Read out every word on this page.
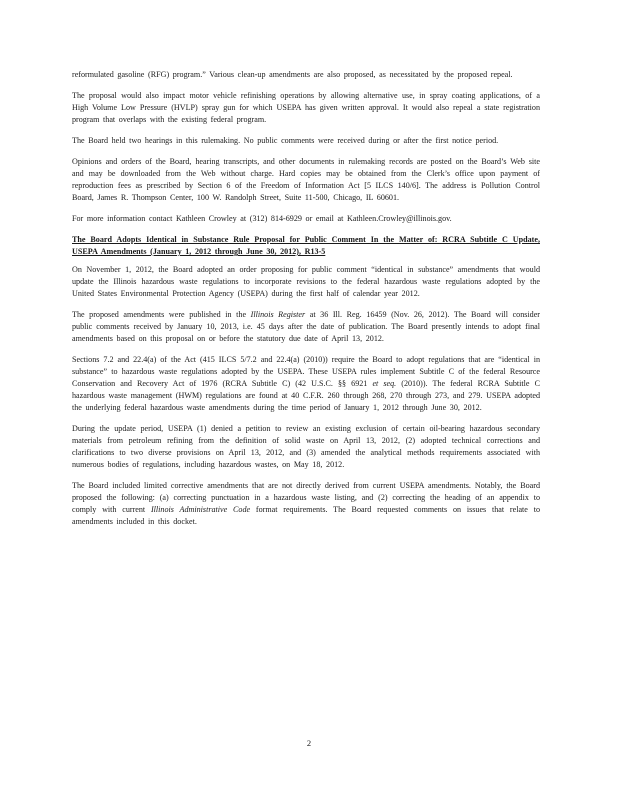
reformulated gasoline (RFG) program.” Various clean-up amendments are also proposed, as necessitated by the proposed repeal.

The proposal would also impact motor vehicle refinishing operations by allowing alternative use, in spray coating applications, of a High Volume Low Pressure (HVLP) spray gun for which USEPA has given written approval. It would also repeal a state registration program that overlaps with the existing federal program.

The Board held two hearings in this rulemaking. No public comments were received during or after the first notice period.

Opinions and orders of the Board, hearing transcripts, and other documents in rulemaking records are posted on the Board’s Web site and may be downloaded from the Web without charge. Hard copies may be obtained from the Clerk’s office upon payment of reproduction fees as prescribed by Section 6 of the Freedom of Information Act [5 ILCS 140/6]. The address is Pollution Control Board, James R. Thompson Center, 100 W. Randolph Street, Suite 11-500, Chicago, IL 60601.

For more information contact Kathleen Crowley at (312) 814-6929 or email at Kathleen.Crowley@illinois.gov.

The Board Adopts Identical in Substance Rule Proposal for Public Comment In the Matter of: RCRA Subtitle C Update, USEPA Amendments (January 1, 2012 through June 30, 2012), R13-5

On November 1, 2012, the Board adopted an order proposing for public comment “identical in substance” amendments that would update the Illinois hazardous waste regulations to incorporate revisions to the federal hazardous waste regulations adopted by the United States Environmental Protection Agency (USEPA) during the first half of calendar year 2012.

The proposed amendments were published in the Illinois Register at 36 Ill. Reg. 16459 (Nov. 26, 2012). The Board will consider public comments received by January 10, 2013, i.e. 45 days after the date of publication. The Board presently intends to adopt final amendments based on this proposal on or before the statutory due date of April 13, 2012.

Sections 7.2 and 22.4(a) of the Act (415 ILCS 5/7.2 and 22.4(a) (2010)) require the Board to adopt regulations that are “identical in substance” to hazardous waste regulations adopted by the USEPA. These USEPA rules implement Subtitle C of the federal Resource Conservation and Recovery Act of 1976 (RCRA Subtitle C) (42 U.S.C. §§ 6921 et seq. (2010)). The federal RCRA Subtitle C hazardous waste management (HWM) regulations are found at 40 C.F.R. 260 through 268, 270 through 273, and 279. USEPA adopted the underlying federal hazardous waste amendments during the time period of January 1, 2012 through June 30, 2012.

During the update period, USEPA (1) denied a petition to review an existing exclusion of certain oil-bearing hazardous secondary materials from petroleum refining from the definition of solid waste on April 13, 2012, (2) adopted technical corrections and clarifications to two diverse provisions on April 13, 2012, and (3) amended the analytical methods requirements associated with numerous bodies of regulations, including hazardous wastes, on May 18, 2012.

The Board included limited corrective amendments that are not directly derived from current USEPA amendments. Notably, the Board proposed the following: (a) correcting punctuation in a hazardous waste listing, and (2) correcting the heading of an appendix to comply with current Illinois Administrative Code format requirements. The Board requested comments on issues that relate to amendments included in this docket.

2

Stated problem => Pick out lines containing the word "also", each one as written.

Problem solution =>
reformulated gasoline (RFG) program.” Various clean-up amendments are also proposed, as necessitated by the proposed repeal.
The proposal would also impact motor vehicle refinishing operations by allowing alternative use, in spray coating applications, of a High Volume Low Pressure (HVLP) spray gun for which USEPA has given written approval. It would also repeal a state registration program that overlaps with the existing federal program.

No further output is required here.